(Dataset entries)
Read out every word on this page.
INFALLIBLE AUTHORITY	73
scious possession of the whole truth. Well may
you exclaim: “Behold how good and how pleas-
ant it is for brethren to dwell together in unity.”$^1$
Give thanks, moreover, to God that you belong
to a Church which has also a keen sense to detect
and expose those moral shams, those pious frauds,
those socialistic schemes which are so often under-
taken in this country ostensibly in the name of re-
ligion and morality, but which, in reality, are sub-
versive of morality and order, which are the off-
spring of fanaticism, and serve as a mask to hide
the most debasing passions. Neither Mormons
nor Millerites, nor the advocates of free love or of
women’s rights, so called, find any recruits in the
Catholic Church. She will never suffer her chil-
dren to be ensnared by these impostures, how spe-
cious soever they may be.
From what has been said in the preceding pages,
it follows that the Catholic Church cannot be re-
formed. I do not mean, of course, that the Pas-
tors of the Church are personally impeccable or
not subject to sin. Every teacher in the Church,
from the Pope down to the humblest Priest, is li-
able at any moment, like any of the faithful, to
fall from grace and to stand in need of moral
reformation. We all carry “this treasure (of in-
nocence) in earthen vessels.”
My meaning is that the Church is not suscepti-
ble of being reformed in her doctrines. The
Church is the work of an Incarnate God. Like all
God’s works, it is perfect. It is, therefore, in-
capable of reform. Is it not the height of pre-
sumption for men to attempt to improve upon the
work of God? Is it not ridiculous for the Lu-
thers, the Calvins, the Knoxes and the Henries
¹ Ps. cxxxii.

Given request:
All of the lines above must be returned exactly.

Output of the task:
Read out every word on this page.
INFALLIBLE AUTHORITY	73
scious possession of the whole truth. Well may
you exclaim: “Behold how good and how pleas-
ant it is for brethren to dwell together in unity.”$^1$
Give thanks, moreover, to God that you belong
to a Church which has also a keen sense to detect
and expose those moral shams, those pious frauds,
those socialistic schemes which are so often under-
taken in this country ostensibly in the name of re-
ligion and morality, but which, in reality, are sub-
versive of morality and order, which are the off-
spring of fanaticism, and serve as a mask to hide
the most debasing passions. Neither Mormons
nor Millerites, nor the advocates of free love or of
women’s rights, so called, find any recruits in the
Catholic Church. She will never suffer her chil-
dren to be ensnared by these impostures, how spe-
cious soever they may be.
From what has been said in the preceding pages,
it follows that the Catholic Church cannot be re-
formed. I do not mean, of course, that the Pas-
tors of the Church are personally impeccable or
not subject to sin. Every teacher in the Church,
from the Pope down to the humblest Priest, is li-
able at any moment, like any of the faithful, to
fall from grace and to stand in need of moral
reformation. We all carry “this treasure (of in-
nocence) in earthen vessels.”
My meaning is that the Church is not suscepti-
ble of being reformed in her doctrines. The
Church is the work of an Incarnate God. Like all
God’s works, it is perfect. It is, therefore, in-
capable of reform. Is it not the height of pre-
sumption for men to attempt to improve upon the
work of God? Is it not ridiculous for the Lu-
thers, the Calvins, the Knoxes and the Henries
¹ Ps. cxxxii.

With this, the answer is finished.